● WHAT YOU SHOULD DO: Check every line of the entries below for the word "Midlands", and copy the ones that have it.
***** PROVIDED RECORDS
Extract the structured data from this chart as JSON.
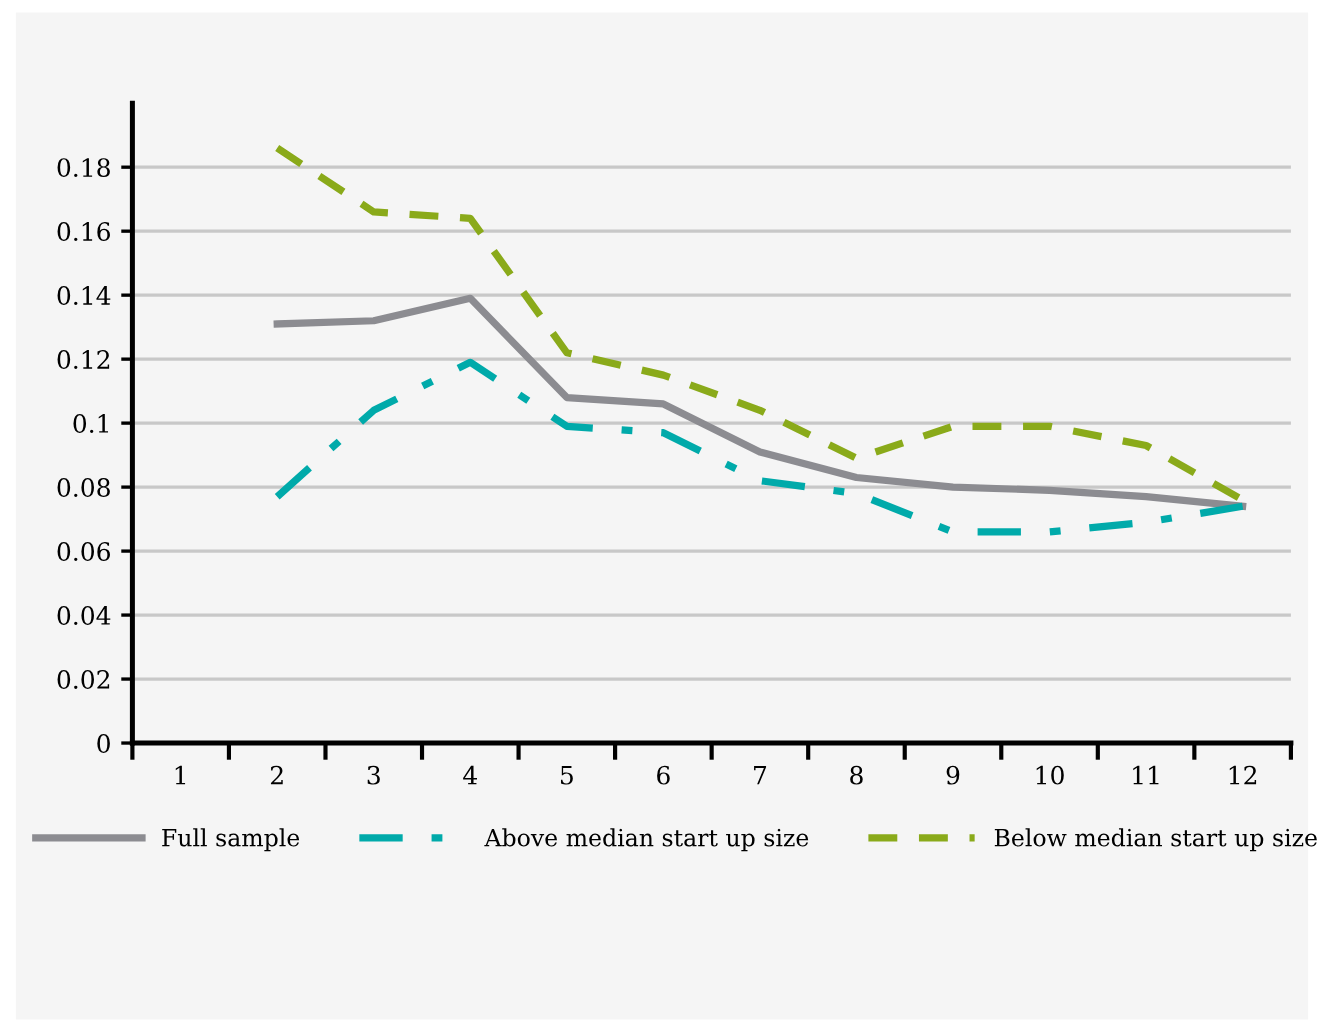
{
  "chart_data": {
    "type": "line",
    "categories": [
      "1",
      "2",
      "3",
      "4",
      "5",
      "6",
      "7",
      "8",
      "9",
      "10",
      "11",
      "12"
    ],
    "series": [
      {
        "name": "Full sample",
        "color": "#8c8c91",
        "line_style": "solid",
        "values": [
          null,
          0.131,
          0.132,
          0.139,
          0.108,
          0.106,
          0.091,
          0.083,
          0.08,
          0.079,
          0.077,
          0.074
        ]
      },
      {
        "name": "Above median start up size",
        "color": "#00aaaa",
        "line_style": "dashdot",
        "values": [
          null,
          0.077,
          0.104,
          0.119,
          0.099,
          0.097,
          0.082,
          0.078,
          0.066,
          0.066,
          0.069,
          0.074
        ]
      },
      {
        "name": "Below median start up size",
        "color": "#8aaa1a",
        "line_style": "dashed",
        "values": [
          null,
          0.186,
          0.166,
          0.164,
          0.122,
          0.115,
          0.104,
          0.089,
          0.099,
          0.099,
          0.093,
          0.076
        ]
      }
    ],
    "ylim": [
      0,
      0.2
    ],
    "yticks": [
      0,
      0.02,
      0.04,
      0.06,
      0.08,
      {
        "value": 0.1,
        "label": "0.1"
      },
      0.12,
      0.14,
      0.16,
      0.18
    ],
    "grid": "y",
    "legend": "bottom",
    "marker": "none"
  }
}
**********
***** PROVIDED RECORDS
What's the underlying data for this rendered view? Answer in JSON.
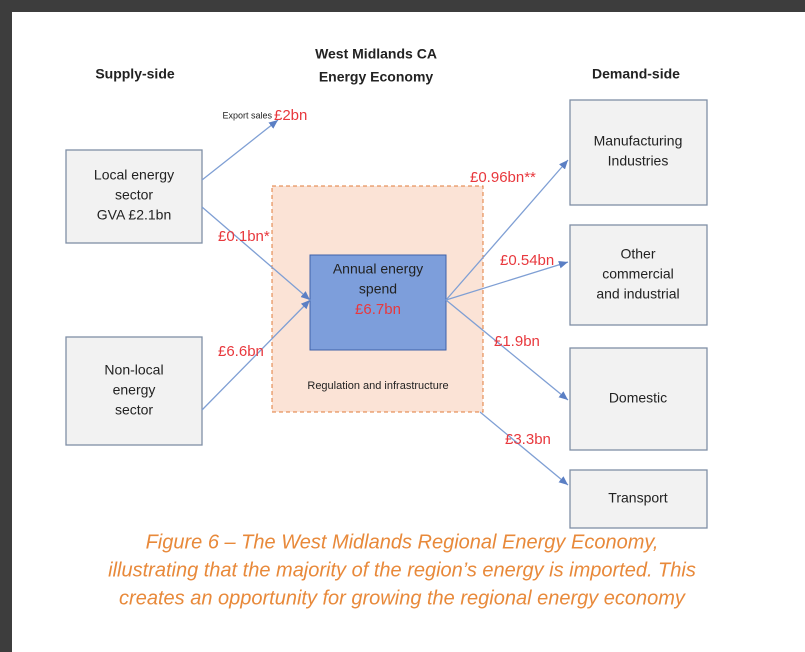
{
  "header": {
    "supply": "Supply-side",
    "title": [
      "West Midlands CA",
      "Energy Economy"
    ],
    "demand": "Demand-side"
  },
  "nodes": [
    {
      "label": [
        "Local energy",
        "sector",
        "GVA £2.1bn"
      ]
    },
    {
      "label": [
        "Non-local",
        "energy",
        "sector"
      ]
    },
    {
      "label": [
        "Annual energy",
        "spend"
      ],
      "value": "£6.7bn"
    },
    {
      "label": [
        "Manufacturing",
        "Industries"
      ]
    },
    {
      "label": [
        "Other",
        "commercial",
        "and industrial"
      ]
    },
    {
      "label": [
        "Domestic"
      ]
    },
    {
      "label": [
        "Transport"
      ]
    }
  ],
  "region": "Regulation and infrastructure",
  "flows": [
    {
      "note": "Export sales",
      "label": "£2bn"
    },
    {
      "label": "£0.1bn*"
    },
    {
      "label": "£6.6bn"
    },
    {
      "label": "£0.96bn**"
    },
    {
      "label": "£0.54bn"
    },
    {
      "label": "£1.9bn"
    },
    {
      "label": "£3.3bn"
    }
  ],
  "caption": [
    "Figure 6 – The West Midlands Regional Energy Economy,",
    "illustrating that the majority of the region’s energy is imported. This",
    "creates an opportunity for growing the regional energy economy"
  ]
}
**********
● EXERCISE SOLUTION:
      "West Midlands CA",
    "Figure 6 – The West Midlands Regional Energy Economy,",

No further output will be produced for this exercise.